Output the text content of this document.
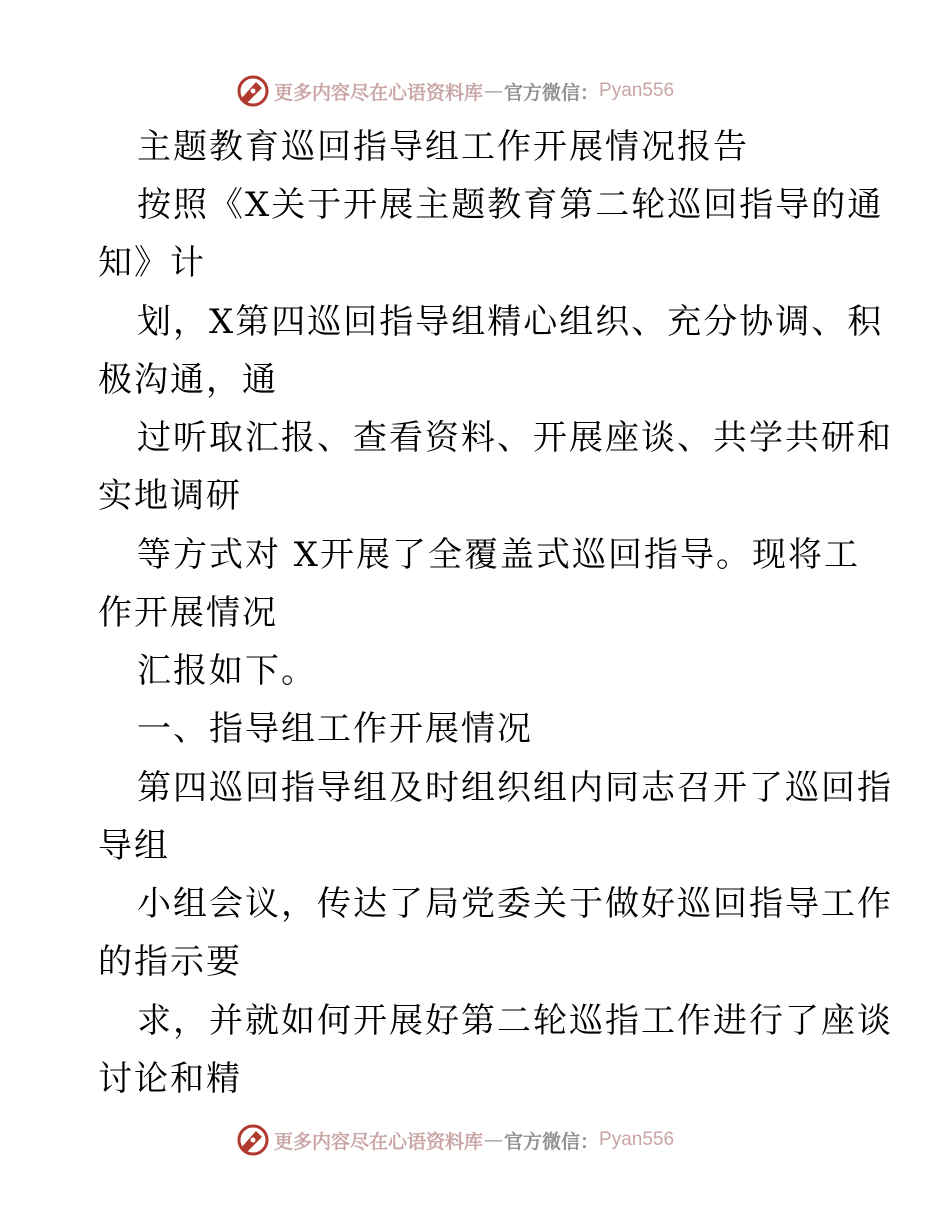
更多内容尽在心语资料库 — 官方微信： Pyan556
主题教育巡回指导组工作开展情况报告
按照《X关于开展主题教育第二轮巡回指导的通
知》计
划，X第四巡回指导组精心组织、充分协调、积
极沟通，通
过听取汇报、查看资料、开展座谈、共学共研和
实地调研
等方式对 X开展了全覆盖式巡回指导。现将工
作开展情况
汇报如下。
一、指导组工作开展情况
第四巡回指导组及时组织组内同志召开了巡回指
导组
小组会议，传达了局党委关于做好巡回指导工作
的指示要
求，并就如何开展好第二轮巡指工作进行了座谈
讨论和精
更多内容尽在心语资料库 — 官方微信： Pyan556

----

Exercise goal: Pictures are excluded; repeat every record exactly.

Result for this exercise:
Output the text content of this document.
更多内容尽在心语资料库 — 官方微信： Pyan556
主题教育巡回指导组工作开展情况报告
按照《X关于开展主题教育第二轮巡回指导的通
知》计
划，X第四巡回指导组精心组织、充分协调、积
极沟通，通
过听取汇报、查看资料、开展座谈、共学共研和
实地调研
等方式对 X开展了全覆盖式巡回指导。现将工
作开展情况
汇报如下。
一、指导组工作开展情况
第四巡回指导组及时组织组内同志召开了巡回指
导组
小组会议，传达了局党委关于做好巡回指导工作
的指示要
求，并就如何开展好第二轮巡指工作进行了座谈
讨论和精
更多内容尽在心语资料库 — 官方微信： Pyan556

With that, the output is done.